**Written request:** Reproduce the listing below without changes, except that pictures are left out.

* START Supplied material *

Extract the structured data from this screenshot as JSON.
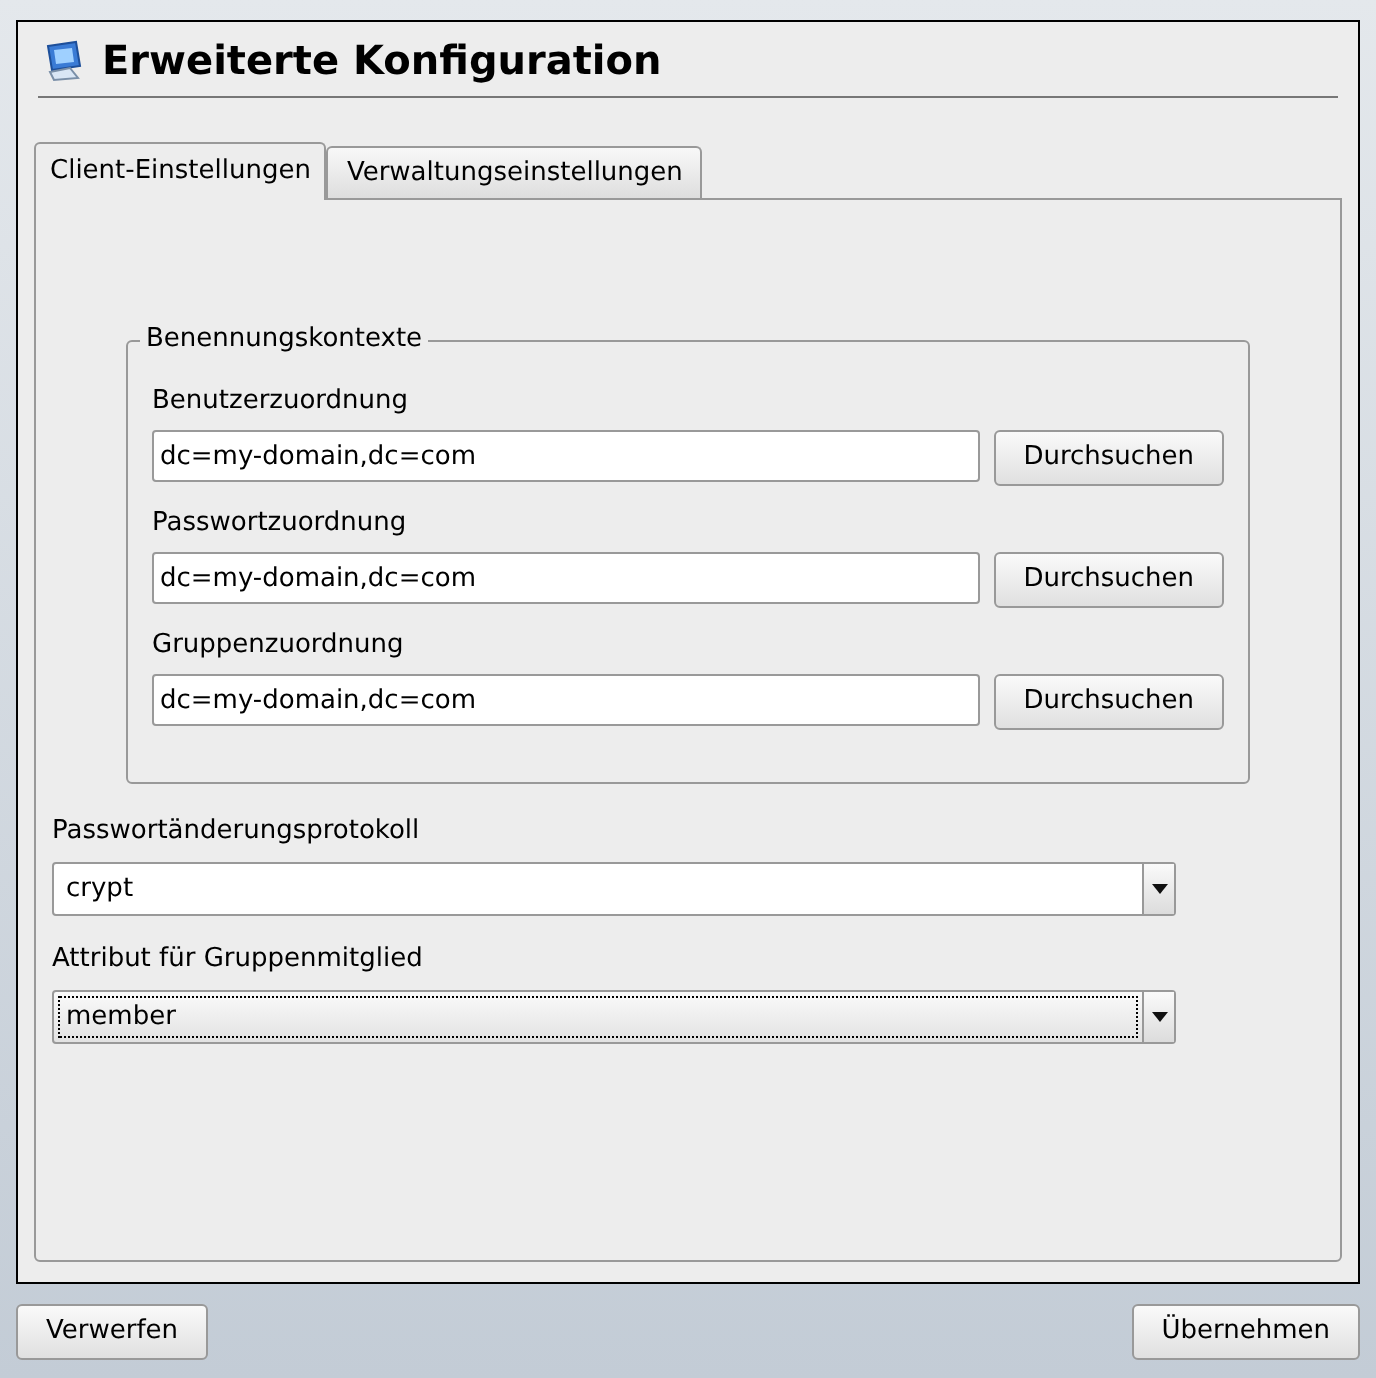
{
  "window": {
    "title": "Erweiterte Konfiguration"
  },
  "tabs": [
    {
      "label": "Client-Einstellungen",
      "selected": true
    },
    {
      "label": "Verwaltungseinstellungen",
      "selected": false
    }
  ],
  "group": {
    "title": "Benennungskontexte",
    "rows": [
      {
        "label": "Benutzerzuordnung",
        "value": "dc=my-domain,dc=com",
        "button": "Durchsuchen"
      },
      {
        "label": "Passwortzuordnung",
        "value": "dc=my-domain,dc=com",
        "button": "Durchsuchen"
      },
      {
        "label": "Gruppenzuordnung",
        "value": "dc=my-domain,dc=com",
        "button": "Durchsuchen"
      }
    ]
  },
  "combos": [
    {
      "label": "Passwortänderungsprotokoll",
      "value": "crypt",
      "focused": false
    },
    {
      "label": "Attribut für Gruppenmitglied",
      "value": "member",
      "focused": true
    }
  ],
  "buttons": [
    "Verwerfen",
    "Übernehmen"
  ]
}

* END Supplied material *

**Written solution:**
Extract the structured data from this screenshot as JSON.
{
  "window": {
    "title": "Erweiterte Konfiguration"
  },
  "tabs": [
    {
      "label": "Client-Einstellungen",
      "selected": true
    },
    {
      "label": "Verwaltungseinstellungen",
      "selected": false
    }
  ],
  "group": {
    "title": "Benennungskontexte",
    "rows": [
      {
        "label": "Benutzerzuordnung",
        "value": "dc=my-domain,dc=com",
        "button": "Durchsuchen"
      },
      {
        "label": "Passwortzuordnung",
        "value": "dc=my-domain,dc=com",
        "button": "Durchsuchen"
      },
      {
        "label": "Gruppenzuordnung",
        "value": "dc=my-domain,dc=com",
        "button": "Durchsuchen"
      }
    ]
  },
  "combos": [
    {
      "label": "Passwortänderungsprotokoll",
      "value": "crypt",
      "focused": false
    },
    {
      "label": "Attribut für Gruppenmitglied",
      "value": "member",
      "focused": true
    }
  ],
  "buttons": [
    "Verwerfen",
    "Übernehmen"
  ]
}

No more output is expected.